## Problem description
Copy out every record below with complete accuracy.

--- BEGIN Provided material ---

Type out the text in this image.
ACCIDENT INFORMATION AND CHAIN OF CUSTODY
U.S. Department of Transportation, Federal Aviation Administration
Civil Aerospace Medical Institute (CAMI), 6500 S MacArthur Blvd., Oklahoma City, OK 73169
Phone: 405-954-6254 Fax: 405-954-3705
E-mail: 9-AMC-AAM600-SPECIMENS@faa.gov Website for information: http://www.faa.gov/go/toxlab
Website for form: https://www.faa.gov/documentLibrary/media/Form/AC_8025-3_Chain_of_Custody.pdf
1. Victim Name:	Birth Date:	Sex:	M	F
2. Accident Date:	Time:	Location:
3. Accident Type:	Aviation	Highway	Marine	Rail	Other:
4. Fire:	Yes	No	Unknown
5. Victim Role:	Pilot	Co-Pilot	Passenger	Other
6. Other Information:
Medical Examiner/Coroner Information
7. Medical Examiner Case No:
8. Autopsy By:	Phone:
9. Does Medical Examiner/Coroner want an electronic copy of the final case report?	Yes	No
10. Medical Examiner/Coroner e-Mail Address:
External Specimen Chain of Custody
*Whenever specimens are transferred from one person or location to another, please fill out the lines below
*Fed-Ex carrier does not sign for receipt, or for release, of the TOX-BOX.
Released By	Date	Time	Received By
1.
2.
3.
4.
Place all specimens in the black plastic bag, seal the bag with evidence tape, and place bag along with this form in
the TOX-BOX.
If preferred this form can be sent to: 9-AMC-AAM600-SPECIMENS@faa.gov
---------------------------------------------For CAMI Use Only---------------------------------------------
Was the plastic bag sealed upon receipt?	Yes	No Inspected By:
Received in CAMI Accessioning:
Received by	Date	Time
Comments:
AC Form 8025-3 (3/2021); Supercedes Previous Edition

--- END Provided material ---

## Final result
Type out the text in this image.
ACCIDENT INFORMATION AND CHAIN OF CUSTODY
U.S. Department of Transportation, Federal Aviation Administration
Civil Aerospace Medical Institute (CAMI), 6500 S MacArthur Blvd., Oklahoma City, OK 73169
Phone: 405-954-6254 Fax: 405-954-3705
E-mail: 9-AMC-AAM600-SPECIMENS@faa.gov Website for information: http://www.faa.gov/go/toxlab
Website for form: https://www.faa.gov/documentLibrary/media/Form/AC_8025-3_Chain_of_Custody.pdf
1. Victim Name:	Birth Date:	Sex:	M	F
2. Accident Date:	Time:	Location:
3. Accident Type:	Aviation	Highway	Marine	Rail	Other:
4. Fire:	Yes	No	Unknown
5. Victim Role:	Pilot	Co-Pilot	Passenger	Other
6. Other Information:
Medical Examiner/Coroner Information
7. Medical Examiner Case No:
8. Autopsy By:	Phone:
9. Does Medical Examiner/Coroner want an electronic copy of the final case report?	Yes	No
10. Medical Examiner/Coroner e-Mail Address:
External Specimen Chain of Custody
*Whenever specimens are transferred from one person or location to another, please fill out the lines below
*Fed-Ex carrier does not sign for receipt, or for release, of the TOX-BOX.
Released By	Date	Time	Received By
1.
2.
3.
4.
Place all specimens in the black plastic bag, seal the bag with evidence tape, and place bag along with this form in
the TOX-BOX.
If preferred this form can be sent to: 9-AMC-AAM600-SPECIMENS@faa.gov
---------------------------------------------For CAMI Use Only---------------------------------------------
Was the plastic bag sealed upon receipt?	Yes	No Inspected By:
Received in CAMI Accessioning:
Received by	Date	Time
Comments:
AC Form 8025-3 (3/2021); Supercedes Previous Edition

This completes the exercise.